__EXERCISE REQUIREMENTS__
Quote the records that follow in full and exactly; leave out the pictures.
───── RAW DATA
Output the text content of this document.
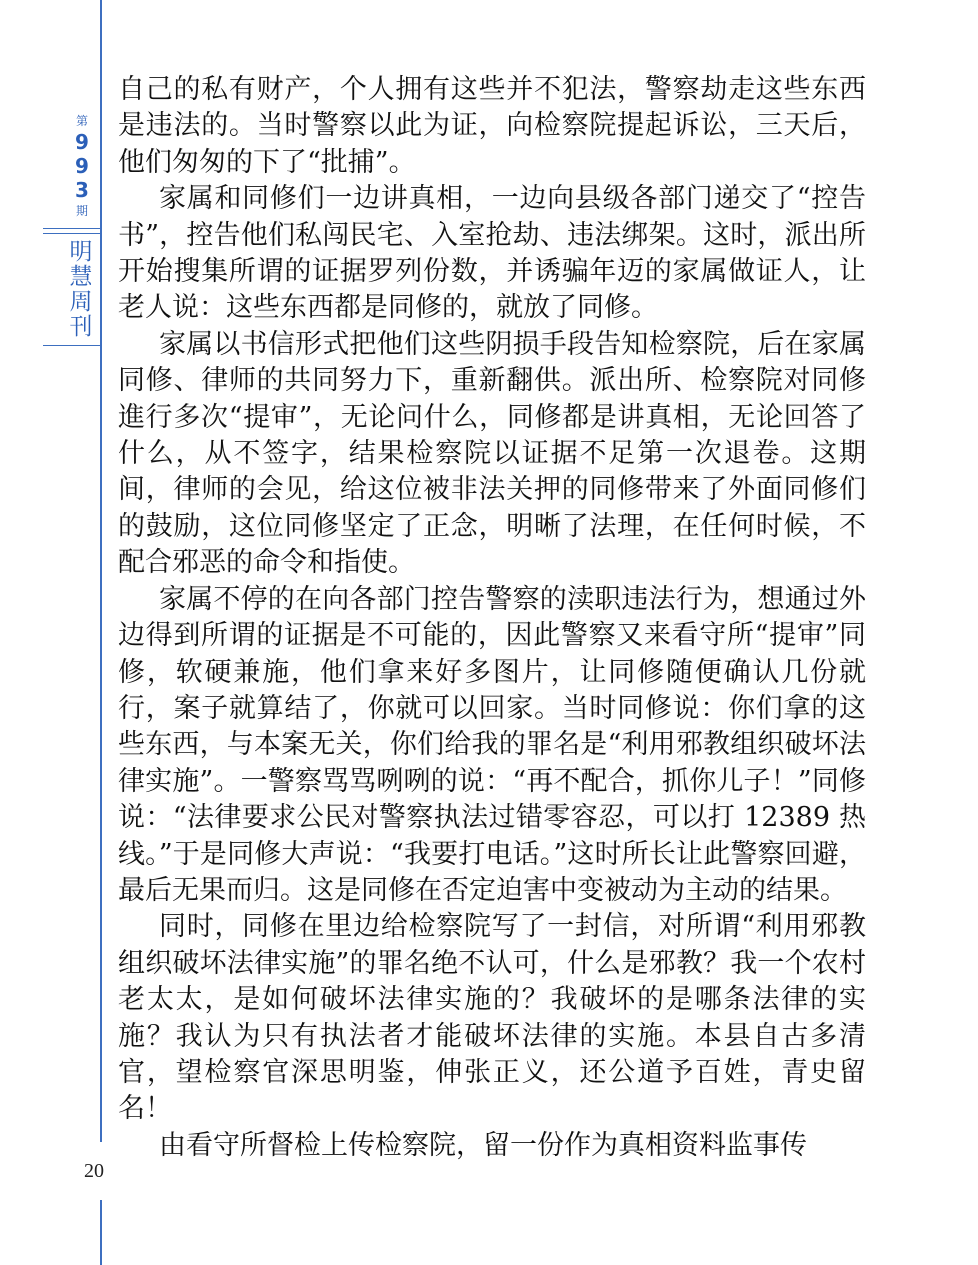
第
9
9
3
期
明
慧
周
刊
20

自己的私有财产，个人拥有这些并不犯法，警察劫走这些东西是违法的。当时警察以此为证，向检察院提起诉讼，三天后，他们匆匆的下了“批捕”。

家属和同修们一边讲真相，一边向县级各部门递交了“控告书”，控告他们私闯民宅、入室抢劫、违法绑架。这时，派出所开始搜集所谓的证据罗列份数，并诱骗年迈的家属做证人，让老人说：这些东西都是同修的，就放了同修。

家属以书信形式把他们这些阴损手段告知检察院，后在家属同修、律师的共同努力下，重新翻供。派出所、检察院对同修進行多次“提审”，无论问什么，同修都是讲真相，无论回答了什么，从不签字，结果检察院以证据不足第一次退卷。这期间，律师的会见，给这位被非法关押的同修带来了外面同修们的鼓励，这位同修坚定了正念，明晰了法理，在任何时候，不配合邪恶的命令和指使。

家属不停的在向各部门控告警察的渎职违法行为，想通过外边得到所谓的证据是不可能的，因此警察又来看守所“提审”同修，软硬兼施，他们拿来好多图片，让同修随便确认几份就行，案子就算结了，你就可以回家。当时同修说：你们拿的这些东西，与本案无关，你们给我的罪名是“利用邪教组织破坏法律实施”。一警察骂骂咧咧的说：“再不配合，抓你儿子！”同修说：“法律要求公民对警察执法过错零容忍，可以打 12389 热线。”于是同修大声说：“我要打电话。”这时所长让此警察回避，最后无果而归。这是同修在否定迫害中变被动为主动的结果。

同时，同修在里边给检察院写了一封信，对所谓“利用邪教组织破坏法律实施”的罪名绝不认可，什么是邪教？我一个农村老太太，是如何破坏法律实施的？我破坏的是哪条法律的实施？我认为只有执法者才能破坏法律的实施。本县自古多清官，望检察官深思明鉴，伸张正义，还公道予百姓，青史留名！

由看守所督检上传检察院，留一份作为真相资料监事传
──────────
__TASK RESPONSE__
Output the text content of this document.
第
9
9
3
期
明
慧
周
刊
20

自己的私有财产，个人拥有这些并不犯法，警察劫走这些东西是违法的。当时警察以此为证，向检察院提起诉讼，三天后，他们匆匆的下了“批捕”。

家属和同修们一边讲真相，一边向县级各部门递交了“控告书”，控告他们私闯民宅、入室抢劫、违法绑架。这时，派出所开始搜集所谓的证据罗列份数，并诱骗年迈的家属做证人，让老人说：这些东西都是同修的，就放了同修。

家属以书信形式把他们这些阴损手段告知检察院，后在家属同修、律师的共同努力下，重新翻供。派出所、检察院对同修進行多次“提审”，无论问什么，同修都是讲真相，无论回答了什么，从不签字，结果检察院以证据不足第一次退卷。这期间，律师的会见，给这位被非法关押的同修带来了外面同修们的鼓励，这位同修坚定了正念，明晰了法理，在任何时候，不配合邪恶的命令和指使。

家属不停的在向各部门控告警察的渎职违法行为，想通过外边得到所谓的证据是不可能的，因此警察又来看守所“提审”同修，软硬兼施，他们拿来好多图片，让同修随便确认几份就行，案子就算结了，你就可以回家。当时同修说：你们拿的这些东西，与本案无关，你们给我的罪名是“利用邪教组织破坏法律实施”。一警察骂骂咧咧的说：“再不配合，抓你儿子！”同修说：“法律要求公民对警察执法过错零容忍，可以打 12389 热线。”于是同修大声说：“我要打电话。”这时所长让此警察回避，最后无果而归。这是同修在否定迫害中变被动为主动的结果。

同时，同修在里边给检察院写了一封信，对所谓“利用邪教组织破坏法律实施”的罪名绝不认可，什么是邪教？我一个农村老太太，是如何破坏法律实施的？我破坏的是哪条法律的实施？我认为只有执法者才能破坏法律的实施。本县自古多清官，望检察官深思明鉴，伸张正义，还公道予百姓，青史留名！

由看守所督检上传检察院，留一份作为真相资料监事传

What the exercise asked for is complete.